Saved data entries
▼▼▼
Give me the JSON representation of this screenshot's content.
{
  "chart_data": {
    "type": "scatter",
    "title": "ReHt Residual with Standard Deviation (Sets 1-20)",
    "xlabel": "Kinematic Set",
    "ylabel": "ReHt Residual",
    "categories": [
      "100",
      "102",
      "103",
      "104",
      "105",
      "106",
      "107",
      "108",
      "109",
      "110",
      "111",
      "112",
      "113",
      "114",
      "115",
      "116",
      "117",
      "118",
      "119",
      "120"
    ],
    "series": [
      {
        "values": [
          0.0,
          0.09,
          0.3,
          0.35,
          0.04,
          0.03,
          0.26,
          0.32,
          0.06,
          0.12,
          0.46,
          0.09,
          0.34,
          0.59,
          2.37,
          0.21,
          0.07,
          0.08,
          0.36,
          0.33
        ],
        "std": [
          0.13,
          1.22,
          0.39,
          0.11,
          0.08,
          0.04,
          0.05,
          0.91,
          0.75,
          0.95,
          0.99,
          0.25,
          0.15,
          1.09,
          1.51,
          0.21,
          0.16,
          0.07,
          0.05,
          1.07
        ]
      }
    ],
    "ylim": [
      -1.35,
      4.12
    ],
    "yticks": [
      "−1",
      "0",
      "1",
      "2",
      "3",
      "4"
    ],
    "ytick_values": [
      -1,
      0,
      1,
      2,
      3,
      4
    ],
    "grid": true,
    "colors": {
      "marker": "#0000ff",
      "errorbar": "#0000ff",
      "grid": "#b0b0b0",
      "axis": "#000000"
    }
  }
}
▲▲▲
**Task to complete**
Copy out each line exactly.

**Response for this exercise**
Give me the JSON representation of this screenshot's content.
{
  "chart_data": {
    "type": "scatter",
    "title": "ReHt Residual with Standard Deviation (Sets 1-20)",
    "xlabel": "Kinematic Set",
    "ylabel": "ReHt Residual",
    "categories": [
      "100",
      "102",
      "103",
      "104",
      "105",
      "106",
      "107",
      "108",
      "109",
      "110",
      "111",
      "112",
      "113",
      "114",
      "115",
      "116",
      "117",
      "118",
      "119",
      "120"
    ],
    "series": [
      {
        "values": [
          0.0,
          0.09,
          0.3,
          0.35,
          0.04,
          0.03,
          0.26,
          0.32,
          0.06,
          0.12,
          0.46,
          0.09,
          0.34,
          0.59,
          2.37,
          0.21,
          0.07,
          0.08,
          0.36,
          0.33
        ],
        "std": [
          0.13,
          1.22,
          0.39,
          0.11,
          0.08,
          0.04,
          0.05,
          0.91,
          0.75,
          0.95,
          0.99,
          0.25,
          0.15,
          1.09,
          1.51,
          0.21,
          0.16,
          0.07,
          0.05,
          1.07
        ]
      }
    ],
    "ylim": [
      -1.35,
      4.12
    ],
    "yticks": [
      "−1",
      "0",
      "1",
      "2",
      "3",
      "4"
    ],
    "ytick_values": [
      -1,
      0,
      1,
      2,
      3,
      4
    ],
    "grid": true,
    "colors": {
      "marker": "#0000ff",
      "errorbar": "#0000ff",
      "grid": "#b0b0b0",
      "axis": "#000000"
    }
  }
}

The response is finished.